* TASK GOAL *
Transcribe the records below exactly as they appear.
-- start DATASET ROWS --
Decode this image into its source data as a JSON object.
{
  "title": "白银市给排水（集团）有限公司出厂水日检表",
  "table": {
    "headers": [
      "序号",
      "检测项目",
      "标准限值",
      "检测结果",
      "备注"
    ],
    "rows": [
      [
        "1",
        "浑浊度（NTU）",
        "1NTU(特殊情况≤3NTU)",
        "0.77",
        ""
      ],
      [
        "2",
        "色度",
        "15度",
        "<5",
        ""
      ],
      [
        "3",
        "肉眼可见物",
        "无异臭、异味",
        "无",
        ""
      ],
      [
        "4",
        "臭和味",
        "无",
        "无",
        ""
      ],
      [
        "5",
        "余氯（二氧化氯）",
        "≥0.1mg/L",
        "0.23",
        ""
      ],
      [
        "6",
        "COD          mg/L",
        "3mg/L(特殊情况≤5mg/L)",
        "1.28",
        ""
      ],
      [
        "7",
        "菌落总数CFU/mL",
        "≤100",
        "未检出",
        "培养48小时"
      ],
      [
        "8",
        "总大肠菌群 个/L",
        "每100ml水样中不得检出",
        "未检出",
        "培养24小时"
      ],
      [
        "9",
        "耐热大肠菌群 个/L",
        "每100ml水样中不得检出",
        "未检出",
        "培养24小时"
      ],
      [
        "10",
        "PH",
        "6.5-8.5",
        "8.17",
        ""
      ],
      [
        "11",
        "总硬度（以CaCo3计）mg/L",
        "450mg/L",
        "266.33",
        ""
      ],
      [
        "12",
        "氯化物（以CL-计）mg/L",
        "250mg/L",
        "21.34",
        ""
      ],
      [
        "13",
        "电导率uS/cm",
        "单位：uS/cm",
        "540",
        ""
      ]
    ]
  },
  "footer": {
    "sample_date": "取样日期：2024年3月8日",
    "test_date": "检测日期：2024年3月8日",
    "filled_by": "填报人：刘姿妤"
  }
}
-- end DATASET ROWS --
* RESULT OF THIS TASK *
Decode this image into its source data as a JSON object.
{
  "title": "白银市给排水（集团）有限公司出厂水日检表",
  "table": {
    "headers": [
      "序号",
      "检测项目",
      "标准限值",
      "检测结果",
      "备注"
    ],
    "rows": [
      [
        "1",
        "浑浊度（NTU）",
        "1NTU(特殊情况≤3NTU)",
        "0.77",
        ""
      ],
      [
        "2",
        "色度",
        "15度",
        "<5",
        ""
      ],
      [
        "3",
        "肉眼可见物",
        "无异臭、异味",
        "无",
        ""
      ],
      [
        "4",
        "臭和味",
        "无",
        "无",
        ""
      ],
      [
        "5",
        "余氯（二氧化氯）",
        "≥0.1mg/L",
        "0.23",
        ""
      ],
      [
        "6",
        "COD          mg/L",
        "3mg/L(特殊情况≤5mg/L)",
        "1.28",
        ""
      ],
      [
        "7",
        "菌落总数CFU/mL",
        "≤100",
        "未检出",
        "培养48小时"
      ],
      [
        "8",
        "总大肠菌群 个/L",
        "每100ml水样中不得检出",
        "未检出",
        "培养24小时"
      ],
      [
        "9",
        "耐热大肠菌群 个/L",
        "每100ml水样中不得检出",
        "未检出",
        "培养24小时"
      ],
      [
        "10",
        "PH",
        "6.5-8.5",
        "8.17",
        ""
      ],
      [
        "11",
        "总硬度（以CaCo3计）mg/L",
        "450mg/L",
        "266.33",
        ""
      ],
      [
        "12",
        "氯化物（以CL-计）mg/L",
        "250mg/L",
        "21.34",
        ""
      ],
      [
        "13",
        "电导率uS/cm",
        "单位：uS/cm",
        "540",
        ""
      ]
    ]
  },
  "footer": {
    "sample_date": "取样日期：2024年3月8日",
    "test_date": "检测日期：2024年3月8日",
    "filled_by": "填报人：刘姿妤"
  }
}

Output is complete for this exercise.